EXERCISE:
Retype each record below word for word. Leave the pictures out.

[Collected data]
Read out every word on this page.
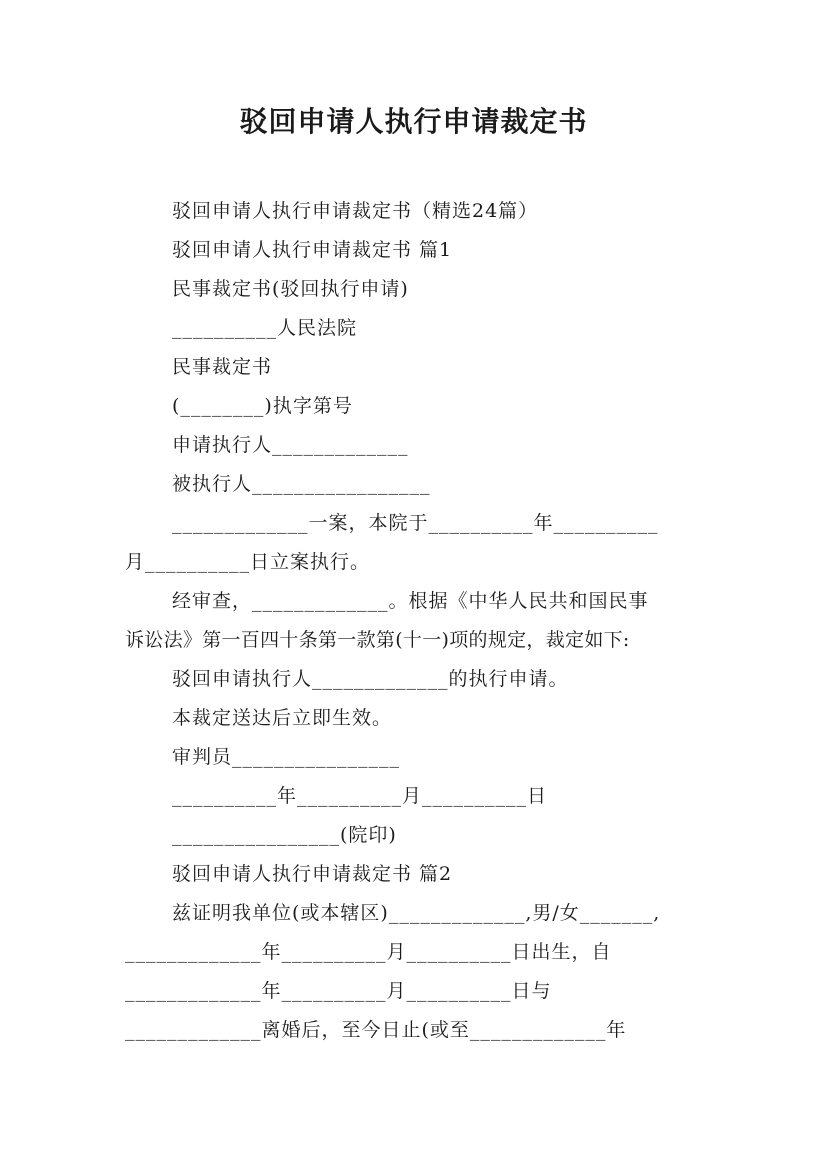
驳回申请人执行申请裁定书
驳回申请人执行申请裁定书（精选24篇）
驳回申请人执行申请裁定书 篇1
民事裁定书(驳回执行申请)
__________人民法院
民事裁定书
(________)执字第号
申请执行人_____________
被执行人_________________
_____________一案，本院于__________年__________
月__________日立案执行。
经审查，_____________。根据《中华人民共和国民事
诉讼法》第一百四十条第一款第(十一)项的规定，裁定如下:
驳回申请执行人_____________的执行申请。
本裁定送达后立即生效。
审判员________________
__________年__________月__________日
________________(院印)
驳回申请人执行申请裁定书 篇2
兹证明我单位(或本辖区)_____________,男/女_______,
_____________年__________月__________日出生，自
_____________年__________月__________日与
_____________离婚后，至今日止(或至_____________年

REPLY:
Read out every word on this page.
驳回申请人执行申请裁定书
驳回申请人执行申请裁定书（精选24篇）
驳回申请人执行申请裁定书 篇1
民事裁定书(驳回执行申请)
__________人民法院
民事裁定书
(________)执字第号
申请执行人_____________
被执行人_________________
_____________一案，本院于__________年__________
月__________日立案执行。
经审查，_____________。根据《中华人民共和国民事
诉讼法》第一百四十条第一款第(十一)项的规定，裁定如下:
驳回申请执行人_____________的执行申请。
本裁定送达后立即生效。
审判员________________
__________年__________月__________日
________________(院印)
驳回申请人执行申请裁定书 篇2
兹证明我单位(或本辖区)_____________,男/女_______,
_____________年__________月__________日出生，自
_____________年__________月__________日与
_____________离婚后，至今日止(或至_____________年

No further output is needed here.